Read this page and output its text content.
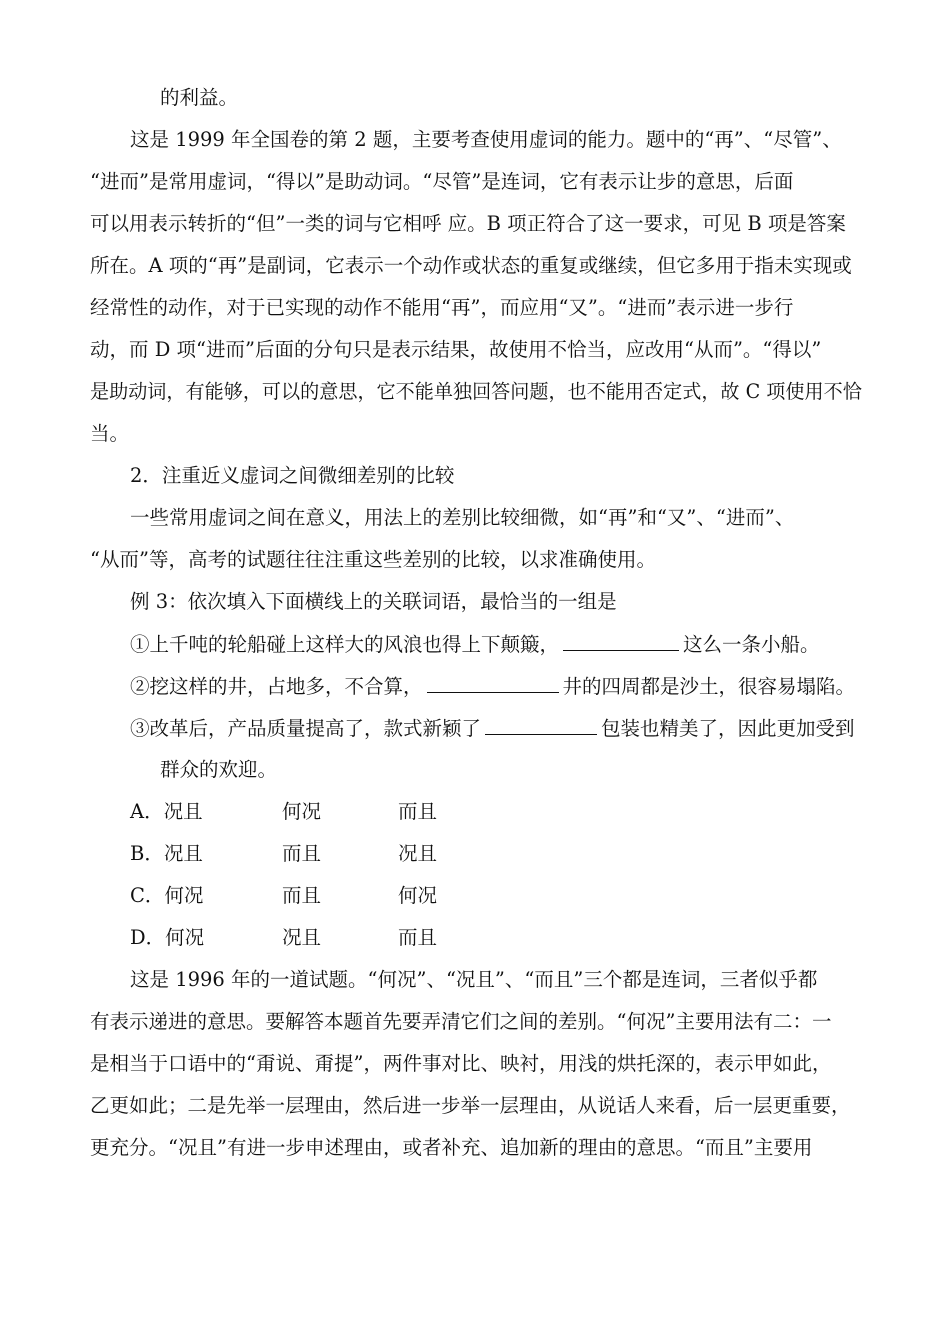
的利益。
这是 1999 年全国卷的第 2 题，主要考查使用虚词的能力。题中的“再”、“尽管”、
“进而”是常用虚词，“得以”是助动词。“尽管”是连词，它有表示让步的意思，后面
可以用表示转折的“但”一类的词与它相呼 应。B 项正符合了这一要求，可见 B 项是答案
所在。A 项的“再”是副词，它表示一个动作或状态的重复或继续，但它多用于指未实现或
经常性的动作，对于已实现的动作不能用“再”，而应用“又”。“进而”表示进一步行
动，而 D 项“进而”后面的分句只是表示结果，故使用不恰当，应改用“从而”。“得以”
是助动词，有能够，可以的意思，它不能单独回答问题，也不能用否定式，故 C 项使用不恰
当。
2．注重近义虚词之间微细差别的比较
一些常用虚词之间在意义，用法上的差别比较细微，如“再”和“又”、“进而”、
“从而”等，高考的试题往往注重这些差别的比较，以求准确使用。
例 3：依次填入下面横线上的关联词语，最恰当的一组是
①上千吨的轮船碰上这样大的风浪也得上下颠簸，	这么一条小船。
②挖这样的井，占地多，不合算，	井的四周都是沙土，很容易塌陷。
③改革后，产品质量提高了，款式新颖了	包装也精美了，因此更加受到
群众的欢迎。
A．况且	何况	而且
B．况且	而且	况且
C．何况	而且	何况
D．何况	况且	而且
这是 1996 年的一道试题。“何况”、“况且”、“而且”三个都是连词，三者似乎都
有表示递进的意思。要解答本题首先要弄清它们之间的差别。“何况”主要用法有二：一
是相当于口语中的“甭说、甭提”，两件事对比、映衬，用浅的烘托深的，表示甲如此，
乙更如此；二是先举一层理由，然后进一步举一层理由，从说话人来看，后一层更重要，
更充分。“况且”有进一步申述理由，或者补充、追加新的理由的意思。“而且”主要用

******

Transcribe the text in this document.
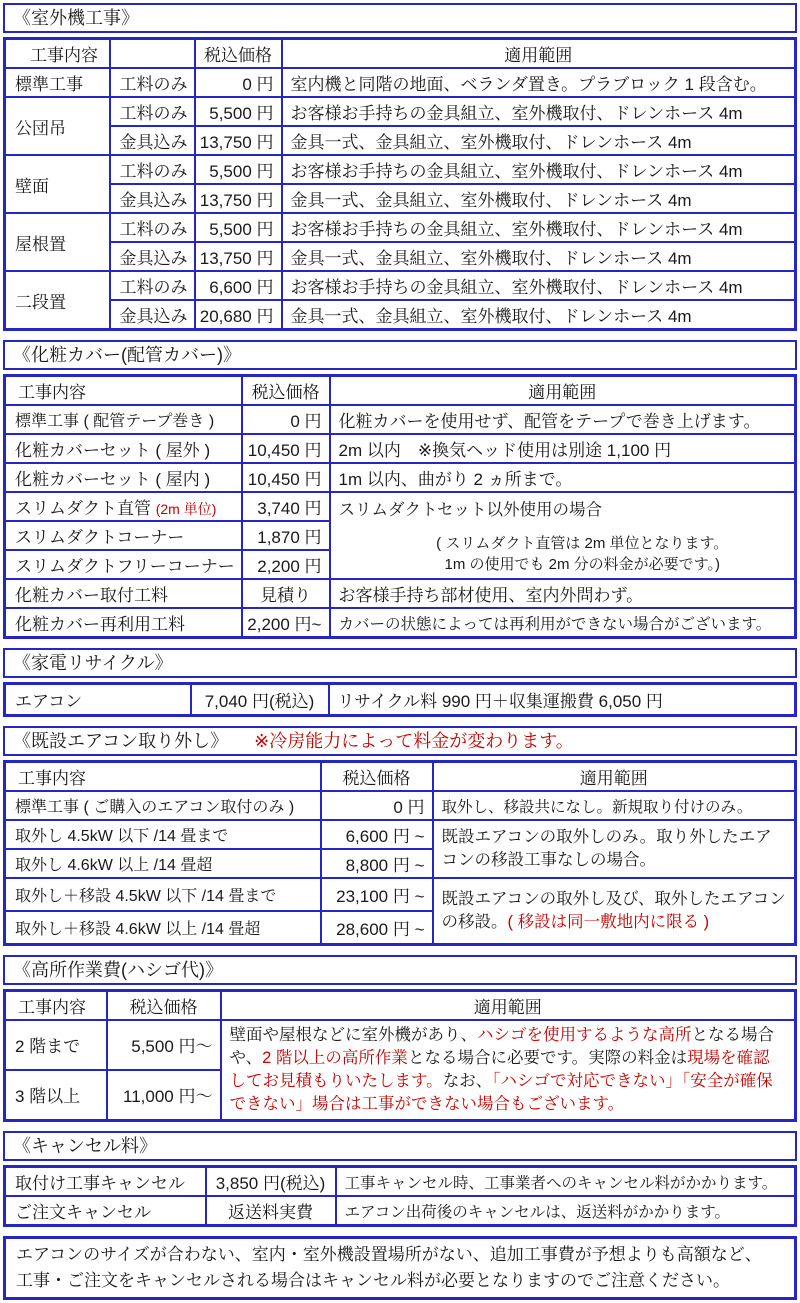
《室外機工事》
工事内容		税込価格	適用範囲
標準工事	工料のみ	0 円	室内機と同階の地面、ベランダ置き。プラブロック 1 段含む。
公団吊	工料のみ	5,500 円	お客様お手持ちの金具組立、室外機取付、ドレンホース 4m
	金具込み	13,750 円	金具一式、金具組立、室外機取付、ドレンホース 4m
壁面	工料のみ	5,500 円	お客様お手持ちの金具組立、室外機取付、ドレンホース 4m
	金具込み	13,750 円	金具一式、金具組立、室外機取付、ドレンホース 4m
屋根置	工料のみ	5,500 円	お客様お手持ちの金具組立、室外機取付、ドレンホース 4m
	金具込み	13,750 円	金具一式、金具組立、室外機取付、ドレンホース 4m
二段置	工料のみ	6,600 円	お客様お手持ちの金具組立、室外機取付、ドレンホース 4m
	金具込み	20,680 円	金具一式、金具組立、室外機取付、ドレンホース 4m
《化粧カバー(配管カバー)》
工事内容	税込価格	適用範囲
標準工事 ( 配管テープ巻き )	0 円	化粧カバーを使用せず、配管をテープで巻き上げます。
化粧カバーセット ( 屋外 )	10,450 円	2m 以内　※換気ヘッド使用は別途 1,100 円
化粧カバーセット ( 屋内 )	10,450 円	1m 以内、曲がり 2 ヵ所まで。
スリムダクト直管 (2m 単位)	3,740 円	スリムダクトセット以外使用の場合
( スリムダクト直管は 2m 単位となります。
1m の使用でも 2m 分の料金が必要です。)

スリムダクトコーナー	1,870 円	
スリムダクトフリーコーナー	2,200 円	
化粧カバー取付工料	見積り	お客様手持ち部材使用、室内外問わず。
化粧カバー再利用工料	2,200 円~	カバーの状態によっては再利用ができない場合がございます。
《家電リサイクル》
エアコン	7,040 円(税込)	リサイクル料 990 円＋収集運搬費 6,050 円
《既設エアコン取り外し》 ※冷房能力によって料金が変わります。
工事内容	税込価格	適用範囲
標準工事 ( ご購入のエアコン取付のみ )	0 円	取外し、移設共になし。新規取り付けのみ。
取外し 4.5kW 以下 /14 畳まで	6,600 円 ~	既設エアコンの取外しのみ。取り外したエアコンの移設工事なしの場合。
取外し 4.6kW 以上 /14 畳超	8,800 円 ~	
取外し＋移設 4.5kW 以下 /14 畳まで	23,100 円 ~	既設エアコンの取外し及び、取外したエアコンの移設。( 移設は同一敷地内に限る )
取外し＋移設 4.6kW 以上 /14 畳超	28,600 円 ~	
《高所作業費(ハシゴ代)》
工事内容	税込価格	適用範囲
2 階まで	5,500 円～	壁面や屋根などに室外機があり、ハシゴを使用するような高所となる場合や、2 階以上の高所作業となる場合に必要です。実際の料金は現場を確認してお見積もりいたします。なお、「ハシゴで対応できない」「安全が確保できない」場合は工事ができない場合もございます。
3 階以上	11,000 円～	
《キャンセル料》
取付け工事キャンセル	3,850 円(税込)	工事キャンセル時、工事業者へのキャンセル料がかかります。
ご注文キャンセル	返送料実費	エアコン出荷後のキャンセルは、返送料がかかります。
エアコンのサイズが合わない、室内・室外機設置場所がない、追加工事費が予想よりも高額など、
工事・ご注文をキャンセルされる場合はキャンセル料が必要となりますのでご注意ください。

******

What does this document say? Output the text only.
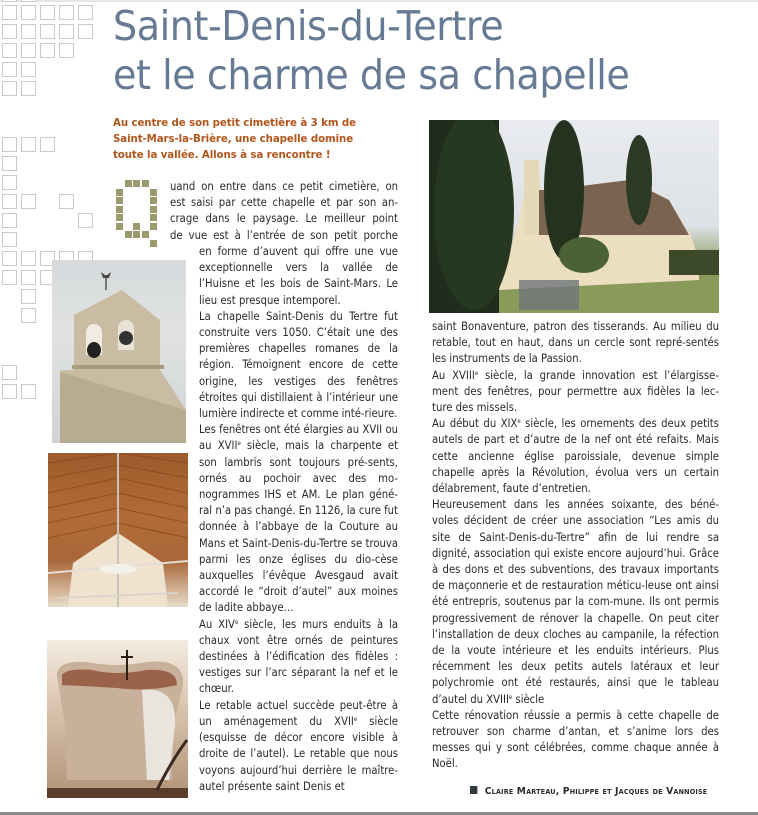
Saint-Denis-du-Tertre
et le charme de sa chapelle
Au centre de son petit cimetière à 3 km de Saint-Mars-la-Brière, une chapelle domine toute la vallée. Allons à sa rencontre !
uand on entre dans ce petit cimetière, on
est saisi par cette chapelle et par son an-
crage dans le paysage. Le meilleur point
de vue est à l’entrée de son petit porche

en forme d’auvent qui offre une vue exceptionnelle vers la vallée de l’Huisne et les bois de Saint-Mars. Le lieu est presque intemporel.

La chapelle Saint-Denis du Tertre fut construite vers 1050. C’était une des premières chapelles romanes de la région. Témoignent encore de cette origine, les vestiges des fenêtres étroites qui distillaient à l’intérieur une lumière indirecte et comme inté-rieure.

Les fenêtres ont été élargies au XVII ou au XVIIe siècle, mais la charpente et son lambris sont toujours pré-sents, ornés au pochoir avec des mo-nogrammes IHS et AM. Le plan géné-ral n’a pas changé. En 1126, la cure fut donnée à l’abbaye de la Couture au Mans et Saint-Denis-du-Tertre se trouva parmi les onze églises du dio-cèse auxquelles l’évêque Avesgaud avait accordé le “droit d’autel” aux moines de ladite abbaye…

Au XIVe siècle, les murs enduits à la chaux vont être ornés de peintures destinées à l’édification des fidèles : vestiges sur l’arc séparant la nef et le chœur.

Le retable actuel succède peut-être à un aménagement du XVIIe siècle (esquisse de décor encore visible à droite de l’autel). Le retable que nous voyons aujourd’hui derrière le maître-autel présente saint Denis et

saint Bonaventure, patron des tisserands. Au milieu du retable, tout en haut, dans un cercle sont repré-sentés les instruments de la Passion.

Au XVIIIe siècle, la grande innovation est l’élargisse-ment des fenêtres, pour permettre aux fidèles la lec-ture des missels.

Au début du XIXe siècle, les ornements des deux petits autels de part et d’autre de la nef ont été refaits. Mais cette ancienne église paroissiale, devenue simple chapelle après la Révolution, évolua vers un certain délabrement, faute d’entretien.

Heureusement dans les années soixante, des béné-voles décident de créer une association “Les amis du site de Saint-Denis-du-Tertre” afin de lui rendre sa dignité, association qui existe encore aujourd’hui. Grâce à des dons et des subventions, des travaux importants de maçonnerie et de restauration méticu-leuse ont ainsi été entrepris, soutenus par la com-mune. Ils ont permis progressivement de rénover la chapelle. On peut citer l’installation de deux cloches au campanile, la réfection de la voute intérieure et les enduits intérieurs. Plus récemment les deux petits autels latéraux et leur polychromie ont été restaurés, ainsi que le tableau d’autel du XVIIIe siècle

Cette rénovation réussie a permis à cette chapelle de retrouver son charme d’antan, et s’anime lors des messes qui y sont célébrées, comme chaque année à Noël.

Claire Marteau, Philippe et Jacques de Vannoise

******

Look through the material and copy each line that has "お客様お手持ちの金具組立".

公団吊	工料のみ	5,500 円	お客様お手持ちの金具組立、室外機取付、ドレンホース 4m
壁面	工料のみ	5,500 円	お客様お手持ちの金具組立、室外機取付、ドレンホース 4m
屋根置	工料のみ	5,500 円	お客様お手持ちの金具組立、室外機取付、ドレンホース 4m
二段置	工料のみ	6,600 円	お客様お手持ちの金具組立、室外機取付、ドレンホース 4m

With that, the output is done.